** start **
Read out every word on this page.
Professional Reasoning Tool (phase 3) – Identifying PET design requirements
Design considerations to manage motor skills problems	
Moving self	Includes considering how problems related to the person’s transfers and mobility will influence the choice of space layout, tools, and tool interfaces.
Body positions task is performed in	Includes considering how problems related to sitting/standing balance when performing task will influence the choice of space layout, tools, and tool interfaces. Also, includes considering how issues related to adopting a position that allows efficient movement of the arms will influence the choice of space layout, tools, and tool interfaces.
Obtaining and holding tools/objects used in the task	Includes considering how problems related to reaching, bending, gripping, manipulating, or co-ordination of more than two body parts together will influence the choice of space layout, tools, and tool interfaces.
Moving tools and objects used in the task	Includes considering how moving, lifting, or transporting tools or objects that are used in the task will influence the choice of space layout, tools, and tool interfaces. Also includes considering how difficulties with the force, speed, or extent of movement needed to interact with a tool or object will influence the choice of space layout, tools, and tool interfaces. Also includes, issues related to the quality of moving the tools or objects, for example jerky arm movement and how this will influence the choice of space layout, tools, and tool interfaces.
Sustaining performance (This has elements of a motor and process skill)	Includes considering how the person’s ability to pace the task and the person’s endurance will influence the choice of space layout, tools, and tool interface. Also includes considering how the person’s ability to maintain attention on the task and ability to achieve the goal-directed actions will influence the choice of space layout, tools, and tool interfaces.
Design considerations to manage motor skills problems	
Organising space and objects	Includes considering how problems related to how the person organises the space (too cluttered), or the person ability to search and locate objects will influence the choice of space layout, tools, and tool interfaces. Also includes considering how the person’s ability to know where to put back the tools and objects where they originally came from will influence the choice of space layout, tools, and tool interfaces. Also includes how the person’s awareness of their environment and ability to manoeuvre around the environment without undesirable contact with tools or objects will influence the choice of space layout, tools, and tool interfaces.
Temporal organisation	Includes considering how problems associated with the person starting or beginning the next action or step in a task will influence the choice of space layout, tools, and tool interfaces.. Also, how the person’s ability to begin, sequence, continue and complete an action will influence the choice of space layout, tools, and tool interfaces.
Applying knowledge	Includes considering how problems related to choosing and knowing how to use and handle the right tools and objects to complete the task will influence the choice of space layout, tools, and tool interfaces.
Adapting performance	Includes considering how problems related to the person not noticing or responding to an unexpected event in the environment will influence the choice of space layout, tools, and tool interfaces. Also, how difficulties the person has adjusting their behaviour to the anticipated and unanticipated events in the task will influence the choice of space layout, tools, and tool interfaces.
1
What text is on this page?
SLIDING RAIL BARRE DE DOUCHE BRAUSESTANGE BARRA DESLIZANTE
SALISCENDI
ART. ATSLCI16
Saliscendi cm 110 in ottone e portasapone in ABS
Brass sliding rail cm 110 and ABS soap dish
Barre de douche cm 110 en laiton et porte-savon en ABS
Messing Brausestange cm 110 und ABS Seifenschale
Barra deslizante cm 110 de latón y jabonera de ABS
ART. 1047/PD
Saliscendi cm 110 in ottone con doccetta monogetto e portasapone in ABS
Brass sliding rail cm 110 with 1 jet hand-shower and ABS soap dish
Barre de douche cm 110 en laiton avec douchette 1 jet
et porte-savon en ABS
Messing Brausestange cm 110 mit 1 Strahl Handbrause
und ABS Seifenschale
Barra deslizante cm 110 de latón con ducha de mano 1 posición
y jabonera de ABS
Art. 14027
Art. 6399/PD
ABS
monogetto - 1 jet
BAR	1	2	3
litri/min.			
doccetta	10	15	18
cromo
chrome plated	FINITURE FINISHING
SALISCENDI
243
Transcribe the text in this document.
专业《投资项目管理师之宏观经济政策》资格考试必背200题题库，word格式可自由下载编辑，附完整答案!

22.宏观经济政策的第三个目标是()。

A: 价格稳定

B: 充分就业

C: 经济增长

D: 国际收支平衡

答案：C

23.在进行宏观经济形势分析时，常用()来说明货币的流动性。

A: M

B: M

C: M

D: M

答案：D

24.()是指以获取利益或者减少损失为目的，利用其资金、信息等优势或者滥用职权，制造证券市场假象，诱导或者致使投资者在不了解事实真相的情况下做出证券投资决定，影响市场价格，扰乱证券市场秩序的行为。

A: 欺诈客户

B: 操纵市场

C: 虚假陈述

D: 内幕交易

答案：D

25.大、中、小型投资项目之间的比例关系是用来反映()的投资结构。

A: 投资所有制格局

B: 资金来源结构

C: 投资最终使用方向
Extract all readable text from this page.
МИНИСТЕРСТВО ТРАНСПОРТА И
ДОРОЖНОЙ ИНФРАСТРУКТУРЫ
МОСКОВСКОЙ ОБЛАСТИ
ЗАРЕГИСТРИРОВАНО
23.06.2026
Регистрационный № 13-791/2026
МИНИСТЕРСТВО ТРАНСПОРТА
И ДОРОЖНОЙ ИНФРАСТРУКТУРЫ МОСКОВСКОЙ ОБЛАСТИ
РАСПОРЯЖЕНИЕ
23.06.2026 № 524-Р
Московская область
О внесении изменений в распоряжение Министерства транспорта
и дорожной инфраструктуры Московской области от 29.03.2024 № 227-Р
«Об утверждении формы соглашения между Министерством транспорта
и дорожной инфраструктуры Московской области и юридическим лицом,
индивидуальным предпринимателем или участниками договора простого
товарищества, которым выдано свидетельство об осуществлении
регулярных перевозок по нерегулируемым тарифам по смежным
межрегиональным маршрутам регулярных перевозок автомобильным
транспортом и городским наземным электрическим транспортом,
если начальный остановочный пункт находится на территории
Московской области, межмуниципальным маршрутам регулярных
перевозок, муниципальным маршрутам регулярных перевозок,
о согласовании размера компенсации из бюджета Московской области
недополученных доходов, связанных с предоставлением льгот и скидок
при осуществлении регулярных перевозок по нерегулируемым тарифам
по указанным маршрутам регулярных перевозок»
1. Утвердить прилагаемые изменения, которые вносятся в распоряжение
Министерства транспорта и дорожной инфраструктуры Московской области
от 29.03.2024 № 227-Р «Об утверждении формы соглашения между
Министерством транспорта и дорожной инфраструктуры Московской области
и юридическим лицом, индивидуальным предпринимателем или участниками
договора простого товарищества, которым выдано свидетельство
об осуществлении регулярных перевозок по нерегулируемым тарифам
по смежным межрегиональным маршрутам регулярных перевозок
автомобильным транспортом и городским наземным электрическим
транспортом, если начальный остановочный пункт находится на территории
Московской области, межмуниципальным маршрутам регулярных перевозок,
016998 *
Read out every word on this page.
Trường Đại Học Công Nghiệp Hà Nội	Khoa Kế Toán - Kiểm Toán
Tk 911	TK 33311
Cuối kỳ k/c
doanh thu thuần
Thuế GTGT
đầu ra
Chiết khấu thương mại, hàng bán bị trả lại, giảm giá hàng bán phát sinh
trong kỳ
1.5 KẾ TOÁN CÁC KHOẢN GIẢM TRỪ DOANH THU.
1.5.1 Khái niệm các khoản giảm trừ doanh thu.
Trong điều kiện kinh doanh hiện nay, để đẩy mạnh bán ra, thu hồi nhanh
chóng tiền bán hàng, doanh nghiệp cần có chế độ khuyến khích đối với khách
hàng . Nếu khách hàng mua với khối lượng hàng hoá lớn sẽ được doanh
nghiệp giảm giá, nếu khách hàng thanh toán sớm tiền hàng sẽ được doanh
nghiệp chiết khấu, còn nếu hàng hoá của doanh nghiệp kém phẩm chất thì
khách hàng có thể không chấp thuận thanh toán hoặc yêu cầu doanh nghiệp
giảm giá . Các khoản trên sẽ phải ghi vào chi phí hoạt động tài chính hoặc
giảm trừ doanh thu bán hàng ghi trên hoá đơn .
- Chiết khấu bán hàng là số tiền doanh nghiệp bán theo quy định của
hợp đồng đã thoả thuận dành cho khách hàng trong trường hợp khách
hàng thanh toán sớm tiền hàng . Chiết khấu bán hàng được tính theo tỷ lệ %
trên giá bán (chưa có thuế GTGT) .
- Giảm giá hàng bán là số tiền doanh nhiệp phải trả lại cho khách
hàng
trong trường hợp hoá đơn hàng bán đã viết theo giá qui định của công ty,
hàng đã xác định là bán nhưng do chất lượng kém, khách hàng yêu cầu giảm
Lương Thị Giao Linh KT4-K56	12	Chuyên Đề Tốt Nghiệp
** end **
# What to produce:
Of the lines in the material above, state how many contain the string "Министерством"; give no other text.

# Task output:
2